### What the task asks
Select every line holding the word "text" and copy it.

* start Supplied entries *

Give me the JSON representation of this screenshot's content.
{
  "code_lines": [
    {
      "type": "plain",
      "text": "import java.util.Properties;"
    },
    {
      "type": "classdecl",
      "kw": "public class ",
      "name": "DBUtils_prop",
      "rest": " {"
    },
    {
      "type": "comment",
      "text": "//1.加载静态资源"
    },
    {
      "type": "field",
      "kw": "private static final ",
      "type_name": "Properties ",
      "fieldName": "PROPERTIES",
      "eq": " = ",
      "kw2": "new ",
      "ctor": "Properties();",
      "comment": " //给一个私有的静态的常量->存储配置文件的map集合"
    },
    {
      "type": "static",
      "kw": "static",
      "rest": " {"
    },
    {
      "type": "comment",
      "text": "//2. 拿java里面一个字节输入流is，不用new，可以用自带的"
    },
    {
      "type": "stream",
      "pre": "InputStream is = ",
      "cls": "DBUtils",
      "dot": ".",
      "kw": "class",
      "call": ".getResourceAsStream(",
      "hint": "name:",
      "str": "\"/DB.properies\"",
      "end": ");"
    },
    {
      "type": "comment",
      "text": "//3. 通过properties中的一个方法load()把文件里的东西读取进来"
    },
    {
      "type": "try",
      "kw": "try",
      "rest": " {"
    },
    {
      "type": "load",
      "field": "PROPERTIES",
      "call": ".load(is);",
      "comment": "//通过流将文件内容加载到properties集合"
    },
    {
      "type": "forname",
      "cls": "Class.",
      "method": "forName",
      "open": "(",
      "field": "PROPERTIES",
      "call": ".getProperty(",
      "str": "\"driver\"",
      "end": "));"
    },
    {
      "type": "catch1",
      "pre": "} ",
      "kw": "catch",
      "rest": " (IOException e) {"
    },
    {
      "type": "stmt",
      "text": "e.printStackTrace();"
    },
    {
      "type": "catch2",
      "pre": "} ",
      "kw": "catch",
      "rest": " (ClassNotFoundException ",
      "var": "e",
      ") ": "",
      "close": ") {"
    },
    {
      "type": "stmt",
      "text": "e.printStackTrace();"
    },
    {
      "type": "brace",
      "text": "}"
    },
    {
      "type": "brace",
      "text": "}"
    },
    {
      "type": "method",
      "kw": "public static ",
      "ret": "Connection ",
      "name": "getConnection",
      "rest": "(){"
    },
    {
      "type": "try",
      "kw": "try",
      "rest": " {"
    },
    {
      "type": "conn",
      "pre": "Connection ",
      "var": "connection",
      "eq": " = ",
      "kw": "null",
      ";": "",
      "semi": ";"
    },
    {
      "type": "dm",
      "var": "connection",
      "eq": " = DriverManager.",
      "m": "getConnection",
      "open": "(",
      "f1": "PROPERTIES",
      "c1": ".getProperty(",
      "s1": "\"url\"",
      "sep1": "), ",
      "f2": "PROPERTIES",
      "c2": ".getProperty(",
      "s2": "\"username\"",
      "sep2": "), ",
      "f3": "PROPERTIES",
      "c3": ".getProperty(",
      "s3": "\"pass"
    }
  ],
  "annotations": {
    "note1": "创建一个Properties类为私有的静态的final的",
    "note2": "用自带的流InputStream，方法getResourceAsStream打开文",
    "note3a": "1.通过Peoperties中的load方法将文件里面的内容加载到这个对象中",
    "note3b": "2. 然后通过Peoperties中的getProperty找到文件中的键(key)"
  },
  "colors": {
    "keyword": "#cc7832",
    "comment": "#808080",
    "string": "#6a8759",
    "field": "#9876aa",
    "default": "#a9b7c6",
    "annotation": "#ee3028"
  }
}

* end Supplied entries *

### Exercise answer
      "text": "import java.util.Properties;"
      "text": "//1.加载静态资源"
      "text": "//2. 拿java里面一个字节输入流is，不用new，可以用自带的"
      "text": "//3. 通过properties中的一个方法load()把文件里的东西读取进来"
      "text": "e.printStackTrace();"
      "text": "e.printStackTrace();"
      "text": "}"
      "text": "}"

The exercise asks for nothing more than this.